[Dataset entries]
▬▬▬

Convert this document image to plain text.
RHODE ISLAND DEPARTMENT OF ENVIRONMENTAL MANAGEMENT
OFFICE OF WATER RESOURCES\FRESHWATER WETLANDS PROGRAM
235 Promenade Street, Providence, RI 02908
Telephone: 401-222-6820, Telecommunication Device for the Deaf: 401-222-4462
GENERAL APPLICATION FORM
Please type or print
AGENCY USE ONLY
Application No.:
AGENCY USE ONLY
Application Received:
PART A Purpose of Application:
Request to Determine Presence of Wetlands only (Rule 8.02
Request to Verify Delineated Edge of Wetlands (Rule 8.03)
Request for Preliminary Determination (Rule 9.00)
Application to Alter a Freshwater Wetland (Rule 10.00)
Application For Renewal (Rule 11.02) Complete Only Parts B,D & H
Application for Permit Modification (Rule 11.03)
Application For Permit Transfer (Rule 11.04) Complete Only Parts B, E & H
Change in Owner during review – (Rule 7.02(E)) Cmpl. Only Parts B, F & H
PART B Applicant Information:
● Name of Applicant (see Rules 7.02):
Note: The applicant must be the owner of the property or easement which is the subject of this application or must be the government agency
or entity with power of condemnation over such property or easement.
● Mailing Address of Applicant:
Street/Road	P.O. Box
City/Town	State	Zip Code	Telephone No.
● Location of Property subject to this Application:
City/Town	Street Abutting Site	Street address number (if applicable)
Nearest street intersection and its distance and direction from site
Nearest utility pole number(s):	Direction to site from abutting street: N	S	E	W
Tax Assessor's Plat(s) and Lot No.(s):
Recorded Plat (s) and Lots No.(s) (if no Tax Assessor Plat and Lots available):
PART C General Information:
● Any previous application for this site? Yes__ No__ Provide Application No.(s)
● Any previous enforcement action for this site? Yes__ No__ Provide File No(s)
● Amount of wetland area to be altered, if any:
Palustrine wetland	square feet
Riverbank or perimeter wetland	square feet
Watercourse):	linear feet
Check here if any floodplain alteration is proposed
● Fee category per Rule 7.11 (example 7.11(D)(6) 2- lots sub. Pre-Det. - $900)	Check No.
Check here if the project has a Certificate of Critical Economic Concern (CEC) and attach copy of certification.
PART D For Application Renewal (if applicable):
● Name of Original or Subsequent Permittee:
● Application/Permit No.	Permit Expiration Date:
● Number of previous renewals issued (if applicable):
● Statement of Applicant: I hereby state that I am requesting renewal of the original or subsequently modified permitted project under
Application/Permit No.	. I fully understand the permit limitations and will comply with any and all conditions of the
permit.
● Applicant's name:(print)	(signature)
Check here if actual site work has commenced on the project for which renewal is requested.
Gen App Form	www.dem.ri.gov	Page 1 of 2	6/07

▬▬▬

Copy out the full material exactly as it appears.

Answer to this exercise |
Convert this document image to plain text.
RHODE ISLAND DEPARTMENT OF ENVIRONMENTAL MANAGEMENT
OFFICE OF WATER RESOURCES\FRESHWATER WETLANDS PROGRAM
235 Promenade Street, Providence, RI 02908
Telephone: 401-222-6820, Telecommunication Device for the Deaf: 401-222-4462
GENERAL APPLICATION FORM
Please type or print
AGENCY USE ONLY
Application No.:
AGENCY USE ONLY
Application Received:
PART A Purpose of Application:
Request to Determine Presence of Wetlands only (Rule 8.02
Request to Verify Delineated Edge of Wetlands (Rule 8.03)
Request for Preliminary Determination (Rule 9.00)
Application to Alter a Freshwater Wetland (Rule 10.00)
Application For Renewal (Rule 11.02) Complete Only Parts B,D & H
Application for Permit Modification (Rule 11.03)
Application For Permit Transfer (Rule 11.04) Complete Only Parts B, E & H
Change in Owner during review – (Rule 7.02(E)) Cmpl. Only Parts B, F & H
PART B Applicant Information:
● Name of Applicant (see Rules 7.02):
Note: The applicant must be the owner of the property or easement which is the subject of this application or must be the government agency
or entity with power of condemnation over such property or easement.
● Mailing Address of Applicant:
Street/Road	P.O. Box
City/Town	State	Zip Code	Telephone No.
● Location of Property subject to this Application:
City/Town	Street Abutting Site	Street address number (if applicable)
Nearest street intersection and its distance and direction from site
Nearest utility pole number(s):	Direction to site from abutting street: N	S	E	W
Tax Assessor's Plat(s) and Lot No.(s):
Recorded Plat (s) and Lots No.(s) (if no Tax Assessor Plat and Lots available):
PART C General Information:
● Any previous application for this site? Yes__ No__ Provide Application No.(s)
● Any previous enforcement action for this site? Yes__ No__ Provide File No(s)
● Amount of wetland area to be altered, if any:
Palustrine wetland	square feet
Riverbank or perimeter wetland	square feet
Watercourse):	linear feet
Check here if any floodplain alteration is proposed
● Fee category per Rule 7.11 (example 7.11(D)(6) 2- lots sub. Pre-Det. - $900)	Check No.
Check here if the project has a Certificate of Critical Economic Concern (CEC) and attach copy of certification.
PART D For Application Renewal (if applicable):
● Name of Original or Subsequent Permittee:
● Application/Permit No.	Permit Expiration Date:
● Number of previous renewals issued (if applicable):
● Statement of Applicant: I hereby state that I am requesting renewal of the original or subsequently modified permitted project under
Application/Permit No.	. I fully understand the permit limitations and will comply with any and all conditions of the
permit.
● Applicant's name:(print)	(signature)
Check here if actual site work has commenced on the project for which renewal is requested.
Gen App Form	www.dem.ri.gov	Page 1 of 2	6/07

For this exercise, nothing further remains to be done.